(Saved data entries)
=-=-=-=-=
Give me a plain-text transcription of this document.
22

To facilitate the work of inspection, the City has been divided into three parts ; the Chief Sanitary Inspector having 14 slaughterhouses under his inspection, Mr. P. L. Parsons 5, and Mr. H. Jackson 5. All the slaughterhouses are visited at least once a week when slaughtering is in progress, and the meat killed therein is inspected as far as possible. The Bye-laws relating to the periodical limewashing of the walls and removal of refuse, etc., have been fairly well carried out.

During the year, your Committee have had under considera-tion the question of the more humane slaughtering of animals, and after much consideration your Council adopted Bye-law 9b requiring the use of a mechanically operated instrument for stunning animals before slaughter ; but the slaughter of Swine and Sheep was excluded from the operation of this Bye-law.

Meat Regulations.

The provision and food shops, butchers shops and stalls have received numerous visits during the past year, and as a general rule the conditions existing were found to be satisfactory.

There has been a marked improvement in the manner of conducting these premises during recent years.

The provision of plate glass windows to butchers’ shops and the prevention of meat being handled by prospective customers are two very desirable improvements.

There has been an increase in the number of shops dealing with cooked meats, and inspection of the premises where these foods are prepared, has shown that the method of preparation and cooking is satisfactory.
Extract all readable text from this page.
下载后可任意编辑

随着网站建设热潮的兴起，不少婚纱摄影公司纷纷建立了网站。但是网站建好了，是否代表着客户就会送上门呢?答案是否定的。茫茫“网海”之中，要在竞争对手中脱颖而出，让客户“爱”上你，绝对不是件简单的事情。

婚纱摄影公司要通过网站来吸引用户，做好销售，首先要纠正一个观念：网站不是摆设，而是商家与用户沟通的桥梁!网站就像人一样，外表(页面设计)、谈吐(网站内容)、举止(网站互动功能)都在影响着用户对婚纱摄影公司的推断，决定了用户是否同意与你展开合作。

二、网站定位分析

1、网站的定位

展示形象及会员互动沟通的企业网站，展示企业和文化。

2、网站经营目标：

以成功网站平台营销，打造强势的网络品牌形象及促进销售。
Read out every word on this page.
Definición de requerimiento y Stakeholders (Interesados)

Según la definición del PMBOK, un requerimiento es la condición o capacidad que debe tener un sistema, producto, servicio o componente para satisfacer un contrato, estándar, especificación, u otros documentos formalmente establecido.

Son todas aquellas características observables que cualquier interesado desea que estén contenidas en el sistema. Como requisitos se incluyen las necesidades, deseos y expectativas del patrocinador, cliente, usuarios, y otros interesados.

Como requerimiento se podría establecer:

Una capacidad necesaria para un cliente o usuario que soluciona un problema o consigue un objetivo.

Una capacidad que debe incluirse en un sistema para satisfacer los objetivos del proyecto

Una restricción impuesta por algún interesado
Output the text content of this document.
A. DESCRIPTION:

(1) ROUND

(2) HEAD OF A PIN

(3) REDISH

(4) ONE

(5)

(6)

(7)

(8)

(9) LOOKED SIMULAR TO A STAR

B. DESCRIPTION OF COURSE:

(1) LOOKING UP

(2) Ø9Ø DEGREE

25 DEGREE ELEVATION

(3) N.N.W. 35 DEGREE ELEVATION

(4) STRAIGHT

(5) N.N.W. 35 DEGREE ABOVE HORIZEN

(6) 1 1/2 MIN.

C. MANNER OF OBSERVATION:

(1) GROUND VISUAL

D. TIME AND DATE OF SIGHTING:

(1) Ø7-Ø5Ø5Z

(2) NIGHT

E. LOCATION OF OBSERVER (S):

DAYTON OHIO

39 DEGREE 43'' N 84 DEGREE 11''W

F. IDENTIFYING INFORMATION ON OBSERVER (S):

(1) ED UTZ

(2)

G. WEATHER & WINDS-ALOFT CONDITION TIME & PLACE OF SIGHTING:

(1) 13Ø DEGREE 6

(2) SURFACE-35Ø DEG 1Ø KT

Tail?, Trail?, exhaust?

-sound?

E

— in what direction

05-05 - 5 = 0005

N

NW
=-=-=-=-=
Do this
Extract the lines above from the one containing "Output the text content of this document." to the last line, both included, exactly as written.

The reply
Output the text content of this document.
A. DESCRIPTION:

(1) ROUND

(2) HEAD OF A PIN

(3) REDISH

(4) ONE

(5)

(6)

(7)

(8)

(9) LOOKED SIMULAR TO A STAR

B. DESCRIPTION OF COURSE:

(1) LOOKING UP

(2) Ø9Ø DEGREE

25 DEGREE ELEVATION

(3) N.N.W. 35 DEGREE ELEVATION

(4) STRAIGHT

(5) N.N.W. 35 DEGREE ABOVE HORIZEN

(6) 1 1/2 MIN.

C. MANNER OF OBSERVATION:

(1) GROUND VISUAL

D. TIME AND DATE OF SIGHTING:

(1) Ø7-Ø5Ø5Z

(2) NIGHT

E. LOCATION OF OBSERVER (S):

DAYTON OHIO

39 DEGREE 43'' N 84 DEGREE 11''W

F. IDENTIFYING INFORMATION ON OBSERVER (S):

(1) ED UTZ

(2)

G. WEATHER & WINDS-ALOFT CONDITION TIME & PLACE OF SIGHTING:

(1) 13Ø DEGREE 6

(2) SURFACE-35Ø DEG 1Ø KT

Tail?, Trail?, exhaust?

-sound?

E

— in what direction

05-05 - 5 = 0005

N

NW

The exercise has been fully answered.